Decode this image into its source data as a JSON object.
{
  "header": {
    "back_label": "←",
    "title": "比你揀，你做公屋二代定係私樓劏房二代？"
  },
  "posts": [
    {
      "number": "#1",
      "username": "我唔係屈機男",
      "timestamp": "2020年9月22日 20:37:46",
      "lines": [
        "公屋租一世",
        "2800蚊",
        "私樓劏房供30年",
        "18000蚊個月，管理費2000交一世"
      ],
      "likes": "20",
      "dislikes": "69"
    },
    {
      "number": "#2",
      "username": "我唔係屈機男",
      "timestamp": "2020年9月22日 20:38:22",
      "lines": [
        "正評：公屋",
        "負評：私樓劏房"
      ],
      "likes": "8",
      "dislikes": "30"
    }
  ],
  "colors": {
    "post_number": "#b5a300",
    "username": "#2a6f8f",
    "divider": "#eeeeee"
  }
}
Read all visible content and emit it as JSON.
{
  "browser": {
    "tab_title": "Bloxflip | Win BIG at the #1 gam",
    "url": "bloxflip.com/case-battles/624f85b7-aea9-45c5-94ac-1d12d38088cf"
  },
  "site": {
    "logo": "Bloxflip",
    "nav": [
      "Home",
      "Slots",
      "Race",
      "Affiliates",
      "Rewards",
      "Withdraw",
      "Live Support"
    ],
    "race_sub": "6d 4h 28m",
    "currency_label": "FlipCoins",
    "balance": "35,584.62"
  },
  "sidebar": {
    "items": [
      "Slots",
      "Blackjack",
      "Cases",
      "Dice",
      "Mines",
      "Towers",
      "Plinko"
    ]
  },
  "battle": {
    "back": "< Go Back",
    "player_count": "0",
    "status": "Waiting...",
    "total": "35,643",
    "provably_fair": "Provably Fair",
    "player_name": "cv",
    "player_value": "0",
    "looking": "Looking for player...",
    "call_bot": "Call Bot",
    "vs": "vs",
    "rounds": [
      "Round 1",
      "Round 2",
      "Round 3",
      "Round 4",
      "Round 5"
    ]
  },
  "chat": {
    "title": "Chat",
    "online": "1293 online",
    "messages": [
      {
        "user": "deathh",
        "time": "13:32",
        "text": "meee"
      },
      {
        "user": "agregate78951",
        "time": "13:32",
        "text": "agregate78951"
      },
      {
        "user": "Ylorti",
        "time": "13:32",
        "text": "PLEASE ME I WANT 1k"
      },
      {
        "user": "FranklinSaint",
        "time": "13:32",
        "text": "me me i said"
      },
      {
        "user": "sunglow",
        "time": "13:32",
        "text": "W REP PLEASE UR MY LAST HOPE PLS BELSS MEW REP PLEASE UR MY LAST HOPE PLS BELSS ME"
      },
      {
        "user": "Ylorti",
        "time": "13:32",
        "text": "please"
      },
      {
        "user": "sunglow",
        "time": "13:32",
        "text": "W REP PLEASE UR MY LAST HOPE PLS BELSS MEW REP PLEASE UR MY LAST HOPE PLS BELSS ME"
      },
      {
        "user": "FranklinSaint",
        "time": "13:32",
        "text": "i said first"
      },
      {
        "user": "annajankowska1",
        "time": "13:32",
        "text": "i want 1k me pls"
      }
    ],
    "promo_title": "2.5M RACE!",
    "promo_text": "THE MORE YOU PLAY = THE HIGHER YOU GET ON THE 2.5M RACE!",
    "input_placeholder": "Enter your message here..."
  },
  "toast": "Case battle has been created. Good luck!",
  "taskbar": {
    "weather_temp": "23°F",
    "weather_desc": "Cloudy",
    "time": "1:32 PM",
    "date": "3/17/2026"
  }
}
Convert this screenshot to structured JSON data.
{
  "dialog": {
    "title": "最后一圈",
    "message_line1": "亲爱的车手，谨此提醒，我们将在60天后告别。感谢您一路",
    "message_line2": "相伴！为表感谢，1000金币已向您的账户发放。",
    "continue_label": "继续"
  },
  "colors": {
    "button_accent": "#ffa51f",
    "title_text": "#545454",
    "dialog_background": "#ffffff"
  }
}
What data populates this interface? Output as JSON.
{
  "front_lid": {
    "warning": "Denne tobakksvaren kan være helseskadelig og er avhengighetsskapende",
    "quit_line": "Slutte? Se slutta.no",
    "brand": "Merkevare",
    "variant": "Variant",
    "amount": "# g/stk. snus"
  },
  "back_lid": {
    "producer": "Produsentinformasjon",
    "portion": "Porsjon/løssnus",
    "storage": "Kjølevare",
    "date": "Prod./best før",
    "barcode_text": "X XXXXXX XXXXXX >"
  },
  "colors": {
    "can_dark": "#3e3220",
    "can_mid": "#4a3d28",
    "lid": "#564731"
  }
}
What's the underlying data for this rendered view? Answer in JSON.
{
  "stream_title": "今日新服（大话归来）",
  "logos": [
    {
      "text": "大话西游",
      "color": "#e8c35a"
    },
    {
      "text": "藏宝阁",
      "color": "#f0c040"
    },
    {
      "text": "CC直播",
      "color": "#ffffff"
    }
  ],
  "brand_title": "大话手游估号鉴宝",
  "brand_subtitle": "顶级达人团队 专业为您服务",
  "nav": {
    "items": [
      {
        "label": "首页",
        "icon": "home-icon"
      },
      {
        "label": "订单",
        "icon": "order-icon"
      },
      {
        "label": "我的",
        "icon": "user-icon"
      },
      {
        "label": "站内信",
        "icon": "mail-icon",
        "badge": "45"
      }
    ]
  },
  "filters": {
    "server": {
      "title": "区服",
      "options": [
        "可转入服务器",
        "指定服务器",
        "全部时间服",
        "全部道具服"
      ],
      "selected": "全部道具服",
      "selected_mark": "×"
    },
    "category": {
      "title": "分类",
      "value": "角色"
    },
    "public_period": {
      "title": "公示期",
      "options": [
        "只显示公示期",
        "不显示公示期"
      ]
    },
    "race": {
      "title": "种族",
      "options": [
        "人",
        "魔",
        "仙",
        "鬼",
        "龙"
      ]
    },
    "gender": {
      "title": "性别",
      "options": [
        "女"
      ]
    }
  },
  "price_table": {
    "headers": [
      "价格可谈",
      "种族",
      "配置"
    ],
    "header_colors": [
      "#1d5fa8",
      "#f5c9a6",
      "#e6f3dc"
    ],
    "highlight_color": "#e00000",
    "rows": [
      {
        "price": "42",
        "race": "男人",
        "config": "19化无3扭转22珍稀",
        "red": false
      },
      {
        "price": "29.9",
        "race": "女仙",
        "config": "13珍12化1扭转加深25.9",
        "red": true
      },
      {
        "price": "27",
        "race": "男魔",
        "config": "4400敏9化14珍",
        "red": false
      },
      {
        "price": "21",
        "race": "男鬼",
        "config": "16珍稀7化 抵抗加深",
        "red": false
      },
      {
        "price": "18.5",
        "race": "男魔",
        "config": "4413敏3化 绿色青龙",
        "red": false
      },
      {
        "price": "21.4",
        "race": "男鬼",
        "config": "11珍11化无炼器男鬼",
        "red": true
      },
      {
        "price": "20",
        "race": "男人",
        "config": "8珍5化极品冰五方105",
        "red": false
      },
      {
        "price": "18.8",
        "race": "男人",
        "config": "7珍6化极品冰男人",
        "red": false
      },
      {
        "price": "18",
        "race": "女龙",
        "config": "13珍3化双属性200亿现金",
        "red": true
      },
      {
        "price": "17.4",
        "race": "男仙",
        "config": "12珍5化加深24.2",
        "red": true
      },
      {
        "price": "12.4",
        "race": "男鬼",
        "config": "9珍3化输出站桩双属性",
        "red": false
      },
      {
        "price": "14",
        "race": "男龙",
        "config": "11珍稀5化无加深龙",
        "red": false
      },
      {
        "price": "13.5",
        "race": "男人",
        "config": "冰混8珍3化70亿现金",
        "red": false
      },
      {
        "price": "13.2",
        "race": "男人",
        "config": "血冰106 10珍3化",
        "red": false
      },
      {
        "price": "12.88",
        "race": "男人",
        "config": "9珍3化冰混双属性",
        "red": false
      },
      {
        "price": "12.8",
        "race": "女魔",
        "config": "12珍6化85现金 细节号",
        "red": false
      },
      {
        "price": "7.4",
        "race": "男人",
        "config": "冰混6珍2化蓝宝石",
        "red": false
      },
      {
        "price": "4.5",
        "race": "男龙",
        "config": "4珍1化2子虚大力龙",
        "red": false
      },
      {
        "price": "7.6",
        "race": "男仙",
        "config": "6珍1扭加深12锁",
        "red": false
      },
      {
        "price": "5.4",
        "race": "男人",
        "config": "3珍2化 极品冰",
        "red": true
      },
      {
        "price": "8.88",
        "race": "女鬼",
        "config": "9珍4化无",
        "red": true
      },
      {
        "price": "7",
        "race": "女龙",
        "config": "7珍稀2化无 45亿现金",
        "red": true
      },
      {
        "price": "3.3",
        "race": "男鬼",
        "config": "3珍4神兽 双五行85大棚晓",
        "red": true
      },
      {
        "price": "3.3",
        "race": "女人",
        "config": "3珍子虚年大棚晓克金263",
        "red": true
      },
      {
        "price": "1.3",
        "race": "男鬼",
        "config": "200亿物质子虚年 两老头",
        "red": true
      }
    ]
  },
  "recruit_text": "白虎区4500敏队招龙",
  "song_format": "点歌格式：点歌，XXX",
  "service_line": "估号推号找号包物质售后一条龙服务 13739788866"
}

· · · · · · ·

WHAT YOU WILL DO: Only lines with "JSON" are wanted here; list each of them.

REPLY:
Decode this image into its source data as a JSON object.
Read all visible content and emit it as JSON.
Convert this screenshot to structured JSON data.
What data populates this interface? Output as JSON.
What's the underlying data for this rendered view? Answer in JSON.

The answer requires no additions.